Short problem
The entries need to be copied exactly.

[Data extracted from a collection]
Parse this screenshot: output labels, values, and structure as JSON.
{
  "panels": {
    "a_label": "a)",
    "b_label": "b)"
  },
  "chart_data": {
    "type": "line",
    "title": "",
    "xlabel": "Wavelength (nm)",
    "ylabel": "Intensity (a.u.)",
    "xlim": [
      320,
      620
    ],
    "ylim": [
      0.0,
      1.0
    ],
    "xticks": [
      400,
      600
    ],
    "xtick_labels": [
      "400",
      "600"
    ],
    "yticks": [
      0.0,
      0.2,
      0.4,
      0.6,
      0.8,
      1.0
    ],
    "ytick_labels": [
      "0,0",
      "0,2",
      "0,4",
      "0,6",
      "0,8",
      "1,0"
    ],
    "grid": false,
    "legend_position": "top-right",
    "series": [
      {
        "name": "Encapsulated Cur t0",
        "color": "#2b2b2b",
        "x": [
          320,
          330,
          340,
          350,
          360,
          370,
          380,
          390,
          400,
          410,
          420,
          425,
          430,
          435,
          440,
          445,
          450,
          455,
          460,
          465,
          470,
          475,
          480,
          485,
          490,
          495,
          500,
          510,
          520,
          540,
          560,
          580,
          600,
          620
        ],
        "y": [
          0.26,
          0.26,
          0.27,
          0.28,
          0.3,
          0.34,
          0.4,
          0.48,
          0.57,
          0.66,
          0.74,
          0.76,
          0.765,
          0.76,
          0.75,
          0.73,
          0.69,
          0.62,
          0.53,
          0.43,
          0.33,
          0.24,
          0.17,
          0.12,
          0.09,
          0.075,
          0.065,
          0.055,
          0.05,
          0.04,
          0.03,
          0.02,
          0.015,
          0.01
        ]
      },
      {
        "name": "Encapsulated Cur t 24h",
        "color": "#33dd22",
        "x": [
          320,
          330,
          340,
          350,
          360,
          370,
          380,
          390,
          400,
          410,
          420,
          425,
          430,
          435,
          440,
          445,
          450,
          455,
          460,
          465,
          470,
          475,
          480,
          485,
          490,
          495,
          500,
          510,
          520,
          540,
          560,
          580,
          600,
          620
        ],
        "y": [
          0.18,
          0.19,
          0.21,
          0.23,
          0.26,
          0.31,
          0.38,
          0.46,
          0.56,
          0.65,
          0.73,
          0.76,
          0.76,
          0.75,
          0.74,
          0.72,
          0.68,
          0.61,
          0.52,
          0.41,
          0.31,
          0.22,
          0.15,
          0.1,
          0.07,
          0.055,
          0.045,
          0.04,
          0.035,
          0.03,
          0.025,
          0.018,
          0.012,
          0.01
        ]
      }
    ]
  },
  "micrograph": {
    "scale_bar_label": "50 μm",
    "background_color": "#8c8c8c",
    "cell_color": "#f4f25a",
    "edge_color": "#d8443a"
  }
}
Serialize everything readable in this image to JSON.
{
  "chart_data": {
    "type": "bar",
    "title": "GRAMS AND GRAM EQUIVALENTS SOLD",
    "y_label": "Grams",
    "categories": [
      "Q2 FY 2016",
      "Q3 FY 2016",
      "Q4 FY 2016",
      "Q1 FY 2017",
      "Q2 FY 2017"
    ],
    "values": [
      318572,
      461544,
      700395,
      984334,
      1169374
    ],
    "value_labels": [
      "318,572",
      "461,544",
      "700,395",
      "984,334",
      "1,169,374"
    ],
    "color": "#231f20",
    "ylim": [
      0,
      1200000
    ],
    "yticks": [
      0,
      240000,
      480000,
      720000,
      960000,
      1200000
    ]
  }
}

Complete output
Parse this screenshot: output labels, values, and structure as JSON.
{
  "panels": {
    "a_label": "a)",
    "b_label": "b)"
  },
  "chart_data": {
    "type": "line",
    "title": "",
    "xlabel": "Wavelength (nm)",
    "ylabel": "Intensity (a.u.)",
    "xlim": [
      320,
      620
    ],
    "ylim": [
      0.0,
      1.0
    ],
    "xticks": [
      400,
      600
    ],
    "xtick_labels": [
      "400",
      "600"
    ],
    "yticks": [
      0.0,
      0.2,
      0.4,
      0.6,
      0.8,
      1.0
    ],
    "ytick_labels": [
      "0,0",
      "0,2",
      "0,4",
      "0,6",
      "0,8",
      "1,0"
    ],
    "grid": false,
    "legend_position": "top-right",
    "series": [
      {
        "name": "Encapsulated Cur t0",
        "color": "#2b2b2b",
        "x": [
          320,
          330,
          340,
          350,
          360,
          370,
          380,
          390,
          400,
          410,
          420,
          425,
          430,
          435,
          440,
          445,
          450,
          455,
          460,
          465,
          470,
          475,
          480,
          485,
          490,
          495,
          500,
          510,
          520,
          540,
          560,
          580,
          600,
          620
        ],
        "y": [
          0.26,
          0.26,
          0.27,
          0.28,
          0.3,
          0.34,
          0.4,
          0.48,
          0.57,
          0.66,
          0.74,
          0.76,
          0.765,
          0.76,
          0.75,
          0.73,
          0.69,
          0.62,
          0.53,
          0.43,
          0.33,
          0.24,
          0.17,
          0.12,
          0.09,
          0.075,
          0.065,
          0.055,
          0.05,
          0.04,
          0.03,
          0.02,
          0.015,
          0.01
        ]
      },
      {
        "name": "Encapsulated Cur t 24h",
        "color": "#33dd22",
        "x": [
          320,
          330,
          340,
          350,
          360,
          370,
          380,
          390,
          400,
          410,
          420,
          425,
          430,
          435,
          440,
          445,
          450,
          455,
          460,
          465,
          470,
          475,
          480,
          485,
          490,
          495,
          500,
          510,
          520,
          540,
          560,
          580,
          600,
          620
        ],
        "y": [
          0.18,
          0.19,
          0.21,
          0.23,
          0.26,
          0.31,
          0.38,
          0.46,
          0.56,
          0.65,
          0.73,
          0.76,
          0.76,
          0.75,
          0.74,
          0.72,
          0.68,
          0.61,
          0.52,
          0.41,
          0.31,
          0.22,
          0.15,
          0.1,
          0.07,
          0.055,
          0.045,
          0.04,
          0.035,
          0.03,
          0.025,
          0.018,
          0.012,
          0.01
        ]
      }
    ]
  },
  "micrograph": {
    "scale_bar_label": "50 μm",
    "background_color": "#8c8c8c",
    "cell_color": "#f4f25a",
    "edge_color": "#d8443a"
  }
}
Serialize everything readable in this image to JSON.
{
  "chart_data": {
    "type": "bar",
    "title": "GRAMS AND GRAM EQUIVALENTS SOLD",
    "y_label": "Grams",
    "categories": [
      "Q2 FY 2016",
      "Q3 FY 2016",
      "Q4 FY 2016",
      "Q1 FY 2017",
      "Q2 FY 2017"
    ],
    "values": [
      318572,
      461544,
      700395,
      984334,
      1169374
    ],
    "value_labels": [
      "318,572",
      "461,544",
      "700,395",
      "984,334",
      "1,169,374"
    ],
    "color": "#231f20",
    "ylim": [
      0,
      1200000
    ],
    "yticks": [
      0,
      240000,
      480000,
      720000,
      960000,
      1200000
    ]
  }
}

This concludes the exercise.